State the number of lines in the material below that have "денежные" in them, without any other text.

--- START Available data ---

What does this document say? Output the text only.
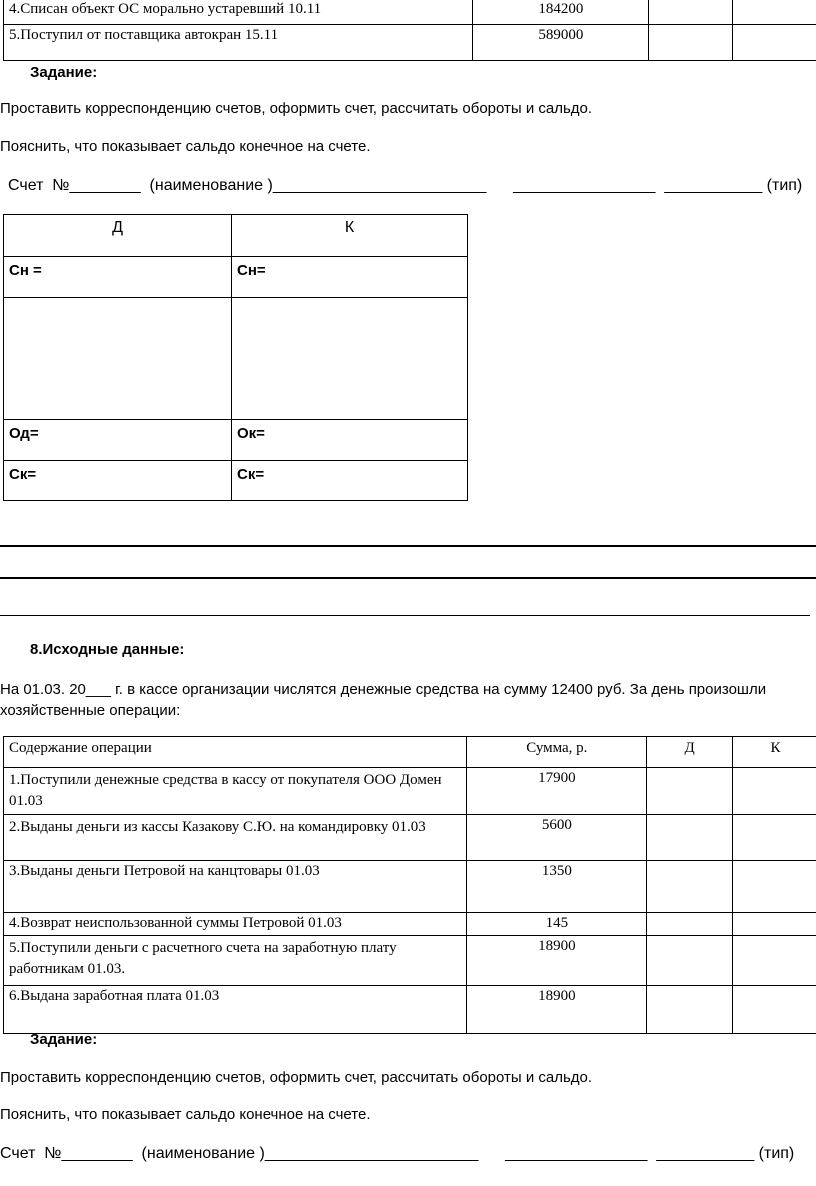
4.Списан объект ОС морально устаревший 10.11	184200		
5.Поступил от поставщика автокран 15.11	589000		
Задание:
Проставить корреспонденцию счетов, оформить счет, рассчитать обороты и сальдо.
Пояснить, что показывает сальдо конечное на счете.
Счет  №________  (наименование )________________________      ________________  ___________ (тип)
Д	К
Сн =	Сн=

Од=	Ок=
Ск=	Ск=
8.Исходные данные:
На 01.03. 20___ г. в кассе организации числятся денежные средства на сумму 12400 руб. За день произошли хозяйственные операции:
Содержание операции	Сумма, р.	Д	К
1.Поступили денежные средства в кассу от покупателя ООО Домен 01.03	17900		
2.Выданы деньги из кассы Казакову С.Ю. на командировку 01.03	5600		
3.Выданы деньги Петровой на канцтовары 01.03	1350		
4.Возврат неиспользованной суммы Петровой 01.03	145		
5.Поступили деньги с расчетного счета на заработную плату работникам 01.03.	18900		
6.Выдана заработная плата 01.03	18900		
Задание:
Проставить корреспонденцию счетов, оформить счет, рассчитать обороты и сальдо.
Пояснить, что показывает сальдо конечное на счете.
Счет  №________  (наименование )________________________      ________________  ___________ (тип)
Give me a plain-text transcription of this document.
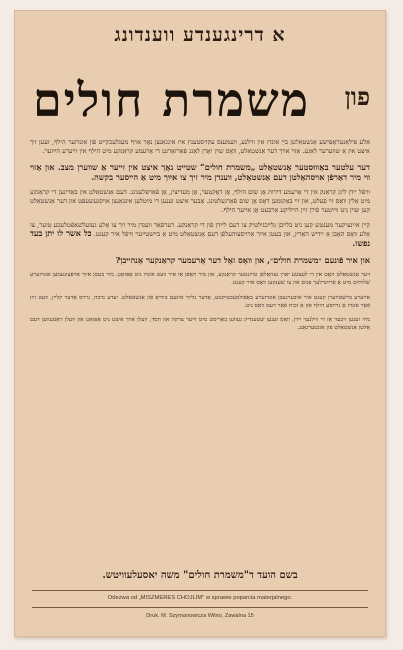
א דרינגענדע ווענדונג
פון
משמרת חולים

אלע פילאַנטראָפּישע אַנשטאַלטן בײַ אונדז אין ווילנע, װעמענס עקזיסטענץ איז אינגאַנצן נאָר אױף מעגלעכקײט פֿון אונדזער הילף, זעען זיך איצט אין אַ שװערער לאַגע. אַזוי אױך דער אַנשטאַלט, װאָס שױן יאָרן לאַנג פֿאַרזאָרגט די אָרעמע קראַנקע מיט הילף אין זײערע הײַזער.

דער עלטער באַװוּסטער אַנשטאַלט „משמרת חולים“ שטײט נאָך איצט אין זײער אַ שװערן מצב. און אַזױ װי מיר דאַרפֿן אױסהאַלטן דעם אַנשטאַלט, װענדן מיר זיך צו אײַך מיט אַ הײסער בקשה.

װיפֿל יידן ליגן קראַנק אין די אָרעמע דירות אָן שום הילף, אָן דאָקטער, אָן מעדיצין, אָן פֿאַרפּלעגונג. דעם אַנשטאַלט אין באַדינען די קראַנקע מיט אַלץ װאָס זײ פֿעלט, און זײ באַקומען דאָס אָן שום פֿאַרגעלטונג. אָבער איצט זענען די מיטלען אינגאַנצן אױסגעשעפּט און דער אַנשטאַלט קען שױן ניט װײַטער פֿירן זײַן הײליקע אַרבעט אָן אײַער הילף.

קײן איינציקער מענטש קען ניט בלײַבן גלײַכגילטיק צו דעם לײַדן פֿון די קראַנקע. דערפֿאַר װענדן מיר זיך צו אַלע געזעלשאַפֿטלעכע טוער, צו אַלע װאָס האָבן אַ יידיש האַרץ, און בעטן אײַך אַרױסצוהעלפֿן דעם אַנשטאַלט מיט אַ בײַשטײַער װיפֿל איר קענט. כל אשר לו יתן בעד נפשו.

און איר פֿונעם ״משמרת חולים״, און װאָס זאָל דער אָרעמער קראַנקער אָנהײבן?

דער אַנשטאַלט האָט אין די לעצטע יאָרן געהאָלפֿן טױזנטער קראַנקע, און מיר האָפֿן אַז איר װעט אונדז ניט אָפּזאָגן. מיר בעטן אײַך אױפֿצונעמען אונדזערע שלוחים מיט אַ פֿרײַנדלעך פּנים און צו שענקען װאָס איר קענט.

אײַערע בײַשטײַערן קענט איר איבערגעבן אונדזערע באַפֿולמעכטיקטע, אָדער גלײַך אינעם ביוראָ פֿון אַנשטאַלט. יעדע נדבה, גרױס אָדער קלײן, װעט זײַן פֿאַר אונדז אַ גרױסע הילף און אַ זכות פֿאַר דעם װאָס גיט.

מיר זענען זיכער אַז די װילנער יידן, װאָס זענען שטענדיק געװען באַרימט מיט זײער צדקה און חסד, װעלן אױך איצט ניט אָפּזאָגן און װעלן ראַטעװען דעם אַלטן אַנשטאַלט פֿון אונטערגאַנג.

בשם הועד ד"משמרת חולים" משה יאסעלעוויטש.
Odezwa od „MISZMERES CHOJLIM" w sprawie poparcia materjalnego.
Druk. M. Szymanowicza Wilno, Zawalna 15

--- END Available data ---

● **The answer**
2